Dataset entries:
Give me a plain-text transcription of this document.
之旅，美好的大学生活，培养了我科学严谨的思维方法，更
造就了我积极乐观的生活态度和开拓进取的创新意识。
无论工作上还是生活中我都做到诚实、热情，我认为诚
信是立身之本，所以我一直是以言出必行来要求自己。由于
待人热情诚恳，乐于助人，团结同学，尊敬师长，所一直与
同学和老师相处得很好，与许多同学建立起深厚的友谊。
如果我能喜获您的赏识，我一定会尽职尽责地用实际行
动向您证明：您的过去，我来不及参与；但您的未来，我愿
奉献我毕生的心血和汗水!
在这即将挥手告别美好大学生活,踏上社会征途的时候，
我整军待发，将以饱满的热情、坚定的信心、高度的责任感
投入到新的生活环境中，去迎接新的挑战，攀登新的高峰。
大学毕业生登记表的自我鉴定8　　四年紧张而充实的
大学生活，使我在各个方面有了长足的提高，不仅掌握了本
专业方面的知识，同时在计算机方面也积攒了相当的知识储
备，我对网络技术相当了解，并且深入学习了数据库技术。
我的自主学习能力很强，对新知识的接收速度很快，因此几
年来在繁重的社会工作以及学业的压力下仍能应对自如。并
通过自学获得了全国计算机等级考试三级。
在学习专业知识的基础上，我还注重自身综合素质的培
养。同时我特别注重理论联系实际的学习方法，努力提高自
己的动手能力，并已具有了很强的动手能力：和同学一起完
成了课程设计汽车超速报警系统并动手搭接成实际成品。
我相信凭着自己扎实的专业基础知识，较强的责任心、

**Task prompt**
Reproduce the entries above exactly.

**Final result**
Give me a plain-text transcription of this document.
之旅，美好的大学生活，培养了我科学严谨的思维方法，更
造就了我积极乐观的生活态度和开拓进取的创新意识。
无论工作上还是生活中我都做到诚实、热情，我认为诚
信是立身之本，所以我一直是以言出必行来要求自己。由于
待人热情诚恳，乐于助人，团结同学，尊敬师长，所一直与
同学和老师相处得很好，与许多同学建立起深厚的友谊。
如果我能喜获您的赏识，我一定会尽职尽责地用实际行
动向您证明：您的过去，我来不及参与；但您的未来，我愿
奉献我毕生的心血和汗水!
在这即将挥手告别美好大学生活,踏上社会征途的时候，
我整军待发，将以饱满的热情、坚定的信心、高度的责任感
投入到新的生活环境中，去迎接新的挑战，攀登新的高峰。
大学毕业生登记表的自我鉴定8　　四年紧张而充实的
大学生活，使我在各个方面有了长足的提高，不仅掌握了本
专业方面的知识，同时在计算机方面也积攒了相当的知识储
备，我对网络技术相当了解，并且深入学习了数据库技术。
我的自主学习能力很强，对新知识的接收速度很快，因此几
年来在繁重的社会工作以及学业的压力下仍能应对自如。并
通过自学获得了全国计算机等级考试三级。
在学习专业知识的基础上，我还注重自身综合素质的培
养。同时我特别注重理论联系实际的学习方法，努力提高自
己的动手能力，并已具有了很强的动手能力：和同学一起完
成了课程设计汽车超速报警系统并动手搭接成实际成品。
我相信凭着自己扎实的专业基础知识，较强的责任心、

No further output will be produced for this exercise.